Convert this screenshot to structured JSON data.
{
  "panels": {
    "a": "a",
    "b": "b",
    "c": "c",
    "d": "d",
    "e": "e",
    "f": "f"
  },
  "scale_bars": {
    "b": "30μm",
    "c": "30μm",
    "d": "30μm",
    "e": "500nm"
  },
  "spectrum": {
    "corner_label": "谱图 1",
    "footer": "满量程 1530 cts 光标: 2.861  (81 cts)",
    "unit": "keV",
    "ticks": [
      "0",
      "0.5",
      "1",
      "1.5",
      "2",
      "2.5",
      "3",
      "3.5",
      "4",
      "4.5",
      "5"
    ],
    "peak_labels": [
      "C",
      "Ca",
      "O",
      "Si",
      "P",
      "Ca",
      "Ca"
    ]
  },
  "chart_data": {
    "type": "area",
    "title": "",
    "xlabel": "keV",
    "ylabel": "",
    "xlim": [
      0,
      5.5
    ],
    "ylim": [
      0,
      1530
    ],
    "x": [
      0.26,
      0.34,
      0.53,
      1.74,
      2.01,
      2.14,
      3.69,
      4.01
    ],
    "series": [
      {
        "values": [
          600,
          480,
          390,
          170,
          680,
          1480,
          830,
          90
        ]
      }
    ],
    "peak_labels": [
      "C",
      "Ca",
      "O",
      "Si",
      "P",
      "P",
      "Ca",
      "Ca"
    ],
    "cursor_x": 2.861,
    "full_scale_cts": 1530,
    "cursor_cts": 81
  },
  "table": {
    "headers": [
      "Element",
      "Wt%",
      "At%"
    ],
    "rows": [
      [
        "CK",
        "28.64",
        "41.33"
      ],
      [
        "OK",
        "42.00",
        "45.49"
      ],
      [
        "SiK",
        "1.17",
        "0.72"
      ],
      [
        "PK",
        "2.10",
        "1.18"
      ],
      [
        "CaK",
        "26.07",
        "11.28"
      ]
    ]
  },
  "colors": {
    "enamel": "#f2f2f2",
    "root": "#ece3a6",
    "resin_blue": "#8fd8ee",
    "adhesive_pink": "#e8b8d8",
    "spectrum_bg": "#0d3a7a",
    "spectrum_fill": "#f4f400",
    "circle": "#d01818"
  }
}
------
**Objective**
Write the data from above out again, exactly.

**Full response**
Convert this screenshot to structured JSON data.
{
  "panels": {
    "a": "a",
    "b": "b",
    "c": "c",
    "d": "d",
    "e": "e",
    "f": "f"
  },
  "scale_bars": {
    "b": "30μm",
    "c": "30μm",
    "d": "30μm",
    "e": "500nm"
  },
  "spectrum": {
    "corner_label": "谱图 1",
    "footer": "满量程 1530 cts 光标: 2.861  (81 cts)",
    "unit": "keV",
    "ticks": [
      "0",
      "0.5",
      "1",
      "1.5",
      "2",
      "2.5",
      "3",
      "3.5",
      "4",
      "4.5",
      "5"
    ],
    "peak_labels": [
      "C",
      "Ca",
      "O",
      "Si",
      "P",
      "Ca",
      "Ca"
    ]
  },
  "chart_data": {
    "type": "area",
    "title": "",
    "xlabel": "keV",
    "ylabel": "",
    "xlim": [
      0,
      5.5
    ],
    "ylim": [
      0,
      1530
    ],
    "x": [
      0.26,
      0.34,
      0.53,
      1.74,
      2.01,
      2.14,
      3.69,
      4.01
    ],
    "series": [
      {
        "values": [
          600,
          480,
          390,
          170,
          680,
          1480,
          830,
          90
        ]
      }
    ],
    "peak_labels": [
      "C",
      "Ca",
      "O",
      "Si",
      "P",
      "P",
      "Ca",
      "Ca"
    ],
    "cursor_x": 2.861,
    "full_scale_cts": 1530,
    "cursor_cts": 81
  },
  "table": {
    "headers": [
      "Element",
      "Wt%",
      "At%"
    ],
    "rows": [
      [
        "CK",
        "28.64",
        "41.33"
      ],
      [
        "OK",
        "42.00",
        "45.49"
      ],
      [
        "SiK",
        "1.17",
        "0.72"
      ],
      [
        "PK",
        "2.10",
        "1.18"
      ],
      [
        "CaK",
        "26.07",
        "11.28"
      ]
    ]
  },
  "colors": {
    "enamel": "#f2f2f2",
    "root": "#ece3a6",
    "resin_blue": "#8fd8ee",
    "adhesive_pink": "#e8b8d8",
    "spectrum_bg": "#0d3a7a",
    "spectrum_fill": "#f4f400",
    "circle": "#d01818"
  }
}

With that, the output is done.